** BEGIN Records to use **

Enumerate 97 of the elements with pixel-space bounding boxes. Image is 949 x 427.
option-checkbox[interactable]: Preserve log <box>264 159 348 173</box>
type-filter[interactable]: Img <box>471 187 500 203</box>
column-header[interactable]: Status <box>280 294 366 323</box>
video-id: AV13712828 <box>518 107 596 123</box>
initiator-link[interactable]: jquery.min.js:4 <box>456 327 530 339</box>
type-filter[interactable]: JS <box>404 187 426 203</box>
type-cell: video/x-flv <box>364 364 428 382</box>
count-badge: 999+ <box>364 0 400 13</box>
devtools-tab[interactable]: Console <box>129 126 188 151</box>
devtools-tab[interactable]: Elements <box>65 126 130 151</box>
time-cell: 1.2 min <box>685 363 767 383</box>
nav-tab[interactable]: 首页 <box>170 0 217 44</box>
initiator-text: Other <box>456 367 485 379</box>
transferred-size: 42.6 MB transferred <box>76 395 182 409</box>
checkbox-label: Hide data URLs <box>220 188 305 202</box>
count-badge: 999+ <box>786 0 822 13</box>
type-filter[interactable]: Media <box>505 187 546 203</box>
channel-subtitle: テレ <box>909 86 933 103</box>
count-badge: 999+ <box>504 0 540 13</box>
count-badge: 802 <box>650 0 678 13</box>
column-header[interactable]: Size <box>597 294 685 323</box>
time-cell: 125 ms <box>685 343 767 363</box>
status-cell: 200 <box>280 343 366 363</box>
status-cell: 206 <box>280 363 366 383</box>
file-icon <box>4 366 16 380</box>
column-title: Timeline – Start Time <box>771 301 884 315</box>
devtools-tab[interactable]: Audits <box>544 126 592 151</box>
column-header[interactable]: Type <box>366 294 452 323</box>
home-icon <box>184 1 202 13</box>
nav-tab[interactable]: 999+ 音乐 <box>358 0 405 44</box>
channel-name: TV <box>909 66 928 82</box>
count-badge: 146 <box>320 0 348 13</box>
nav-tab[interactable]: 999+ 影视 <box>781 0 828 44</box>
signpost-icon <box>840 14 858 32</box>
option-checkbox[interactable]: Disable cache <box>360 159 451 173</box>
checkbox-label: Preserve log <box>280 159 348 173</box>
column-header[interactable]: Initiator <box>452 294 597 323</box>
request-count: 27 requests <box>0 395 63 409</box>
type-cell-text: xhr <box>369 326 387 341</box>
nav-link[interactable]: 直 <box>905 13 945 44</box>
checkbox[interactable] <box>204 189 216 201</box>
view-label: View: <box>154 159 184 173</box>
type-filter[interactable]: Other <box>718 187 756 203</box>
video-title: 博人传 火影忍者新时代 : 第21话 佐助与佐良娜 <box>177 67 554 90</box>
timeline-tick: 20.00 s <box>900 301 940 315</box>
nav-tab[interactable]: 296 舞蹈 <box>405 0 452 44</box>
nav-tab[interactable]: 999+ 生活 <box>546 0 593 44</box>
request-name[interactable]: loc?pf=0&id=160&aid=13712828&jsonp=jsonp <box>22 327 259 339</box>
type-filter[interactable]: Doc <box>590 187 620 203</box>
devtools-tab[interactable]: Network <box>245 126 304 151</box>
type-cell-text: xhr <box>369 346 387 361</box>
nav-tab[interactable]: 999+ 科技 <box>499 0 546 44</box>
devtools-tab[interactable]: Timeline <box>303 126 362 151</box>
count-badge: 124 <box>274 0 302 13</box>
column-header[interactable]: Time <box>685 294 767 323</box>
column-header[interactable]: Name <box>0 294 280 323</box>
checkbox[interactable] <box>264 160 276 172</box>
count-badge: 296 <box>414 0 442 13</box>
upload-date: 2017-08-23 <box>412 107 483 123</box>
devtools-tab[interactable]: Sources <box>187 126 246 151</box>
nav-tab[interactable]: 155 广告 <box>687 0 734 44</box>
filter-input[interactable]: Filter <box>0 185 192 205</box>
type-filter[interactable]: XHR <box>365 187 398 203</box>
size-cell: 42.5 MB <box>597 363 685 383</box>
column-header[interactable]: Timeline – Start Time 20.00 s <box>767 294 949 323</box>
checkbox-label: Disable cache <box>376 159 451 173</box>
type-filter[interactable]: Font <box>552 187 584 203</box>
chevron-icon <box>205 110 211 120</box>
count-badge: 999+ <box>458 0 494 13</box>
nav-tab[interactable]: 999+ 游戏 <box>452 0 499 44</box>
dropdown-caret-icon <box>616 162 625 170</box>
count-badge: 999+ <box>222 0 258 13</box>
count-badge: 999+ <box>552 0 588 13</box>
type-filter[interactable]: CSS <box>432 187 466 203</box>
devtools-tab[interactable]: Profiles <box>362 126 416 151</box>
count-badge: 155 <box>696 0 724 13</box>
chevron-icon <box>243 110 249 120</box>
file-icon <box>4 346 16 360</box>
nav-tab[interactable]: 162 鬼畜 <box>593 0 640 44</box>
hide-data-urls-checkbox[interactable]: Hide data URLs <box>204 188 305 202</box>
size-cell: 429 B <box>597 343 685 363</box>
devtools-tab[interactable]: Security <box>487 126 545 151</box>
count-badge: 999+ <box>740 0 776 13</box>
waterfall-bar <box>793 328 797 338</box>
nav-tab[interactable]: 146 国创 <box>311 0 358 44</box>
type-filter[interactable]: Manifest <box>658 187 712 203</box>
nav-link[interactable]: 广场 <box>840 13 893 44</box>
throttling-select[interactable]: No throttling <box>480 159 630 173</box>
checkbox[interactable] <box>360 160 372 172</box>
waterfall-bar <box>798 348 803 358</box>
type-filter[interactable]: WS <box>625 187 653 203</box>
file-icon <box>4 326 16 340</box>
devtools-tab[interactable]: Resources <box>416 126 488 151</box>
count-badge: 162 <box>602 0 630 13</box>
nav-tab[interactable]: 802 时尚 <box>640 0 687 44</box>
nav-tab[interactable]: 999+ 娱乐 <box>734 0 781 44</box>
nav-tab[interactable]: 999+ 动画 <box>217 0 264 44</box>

** END Records to use **

Goal:
Copy every line of the records above verbatim, with no changes.

Completed exercise:
Enumerate 97 of the elements with pixel-space bounding boxes. Image is 949 x 427.
option-checkbox[interactable]: Preserve log <box>264 159 348 173</box>
type-filter[interactable]: Img <box>471 187 500 203</box>
column-header[interactable]: Status <box>280 294 366 323</box>
video-id: AV13712828 <box>518 107 596 123</box>
initiator-link[interactable]: jquery.min.js:4 <box>456 327 530 339</box>
type-filter[interactable]: JS <box>404 187 426 203</box>
type-cell: video/x-flv <box>364 364 428 382</box>
count-badge: 999+ <box>364 0 400 13</box>
devtools-tab[interactable]: Console <box>129 126 188 151</box>
devtools-tab[interactable]: Elements <box>65 126 130 151</box>
time-cell: 1.2 min <box>685 363 767 383</box>
nav-tab[interactable]: 首页 <box>170 0 217 44</box>
initiator-text: Other <box>456 367 485 379</box>
transferred-size: 42.6 MB transferred <box>76 395 182 409</box>
checkbox-label: Hide data URLs <box>220 188 305 202</box>
count-badge: 999+ <box>786 0 822 13</box>
type-filter[interactable]: Media <box>505 187 546 203</box>
channel-subtitle: テレ <box>909 86 933 103</box>
count-badge: 999+ <box>504 0 540 13</box>
count-badge: 802 <box>650 0 678 13</box>
column-header[interactable]: Size <box>597 294 685 323</box>
time-cell: 125 ms <box>685 343 767 363</box>
status-cell: 200 <box>280 343 366 363</box>
status-cell: 206 <box>280 363 366 383</box>
file-icon <box>4 366 16 380</box>
column-title: Timeline – Start Time <box>771 301 884 315</box>
devtools-tab[interactable]: Audits <box>544 126 592 151</box>
column-header[interactable]: Type <box>366 294 452 323</box>
home-icon <box>184 1 202 13</box>
nav-tab[interactable]: 999+ 音乐 <box>358 0 405 44</box>
channel-name: TV <box>909 66 928 82</box>
count-badge: 146 <box>320 0 348 13</box>
nav-tab[interactable]: 999+ 影视 <box>781 0 828 44</box>
signpost-icon <box>840 14 858 32</box>
option-checkbox[interactable]: Disable cache <box>360 159 451 173</box>
checkbox-label: Preserve log <box>280 159 348 173</box>
column-header[interactable]: Initiator <box>452 294 597 323</box>
request-count: 27 requests <box>0 395 63 409</box>
type-cell-text: xhr <box>369 326 387 341</box>
nav-link[interactable]: 直 <box>905 13 945 44</box>
checkbox[interactable] <box>204 189 216 201</box>
view-label: View: <box>154 159 184 173</box>
type-filter[interactable]: Other <box>718 187 756 203</box>
video-title: 博人传 火影忍者新时代 : 第21话 佐助与佐良娜 <box>177 67 554 90</box>
timeline-tick: 20.00 s <box>900 301 940 315</box>
nav-tab[interactable]: 296 舞蹈 <box>405 0 452 44</box>
nav-tab[interactable]: 999+ 生活 <box>546 0 593 44</box>
request-name[interactable]: loc?pf=0&id=160&aid=13712828&jsonp=jsonp <box>22 327 259 339</box>
type-filter[interactable]: Doc <box>590 187 620 203</box>
devtools-tab[interactable]: Network <box>245 126 304 151</box>
type-cell-text: xhr <box>369 346 387 361</box>
nav-tab[interactable]: 999+ 科技 <box>499 0 546 44</box>
devtools-tab[interactable]: Timeline <box>303 126 362 151</box>
count-badge: 124 <box>274 0 302 13</box>
column-header[interactable]: Time <box>685 294 767 323</box>
column-header[interactable]: Name <box>0 294 280 323</box>
checkbox[interactable] <box>264 160 276 172</box>
count-badge: 296 <box>414 0 442 13</box>
upload-date: 2017-08-23 <box>412 107 483 123</box>
devtools-tab[interactable]: Sources <box>187 126 246 151</box>
nav-tab[interactable]: 155 广告 <box>687 0 734 44</box>
filter-input[interactable]: Filter <box>0 185 192 205</box>
type-filter[interactable]: XHR <box>365 187 398 203</box>
size-cell: 42.5 MB <box>597 363 685 383</box>
column-header[interactable]: Timeline – Start Time 20.00 s <box>767 294 949 323</box>
checkbox-label: Disable cache <box>376 159 451 173</box>
type-filter[interactable]: Font <box>552 187 584 203</box>
chevron-icon <box>205 110 211 120</box>
count-badge: 999+ <box>458 0 494 13</box>
nav-tab[interactable]: 999+ 游戏 <box>452 0 499 44</box>
dropdown-caret-icon <box>616 162 625 170</box>
count-badge: 999+ <box>222 0 258 13</box>
count-badge: 999+ <box>552 0 588 13</box>
type-filter[interactable]: CSS <box>432 187 466 203</box>
devtools-tab[interactable]: Profiles <box>362 126 416 151</box>
count-badge: 155 <box>696 0 724 13</box>
chevron-icon <box>243 110 249 120</box>
file-icon <box>4 346 16 360</box>
nav-tab[interactable]: 162 鬼畜 <box>593 0 640 44</box>
hide-data-urls-checkbox[interactable]: Hide data URLs <box>204 188 305 202</box>
size-cell: 429 B <box>597 343 685 363</box>
devtools-tab[interactable]: Security <box>487 126 545 151</box>
count-badge: 999+ <box>740 0 776 13</box>
waterfall-bar <box>793 328 797 338</box>
nav-tab[interactable]: 146 国创 <box>311 0 358 44</box>
type-filter[interactable]: Manifest <box>658 187 712 203</box>
nav-link[interactable]: 广场 <box>840 13 893 44</box>
throttling-select[interactable]: No throttling <box>480 159 630 173</box>
checkbox[interactable] <box>360 160 372 172</box>
waterfall-bar <box>798 348 803 358</box>
type-filter[interactable]: WS <box>625 187 653 203</box>
file-icon <box>4 326 16 340</box>
devtools-tab[interactable]: Resources <box>416 126 488 151</box>
count-badge: 162 <box>602 0 630 13</box>
nav-tab[interactable]: 802 时尚 <box>640 0 687 44</box>
nav-tab[interactable]: 999+ 娱乐 <box>734 0 781 44</box>
nav-tab[interactable]: 999+ 动画 <box>217 0 264 44</box>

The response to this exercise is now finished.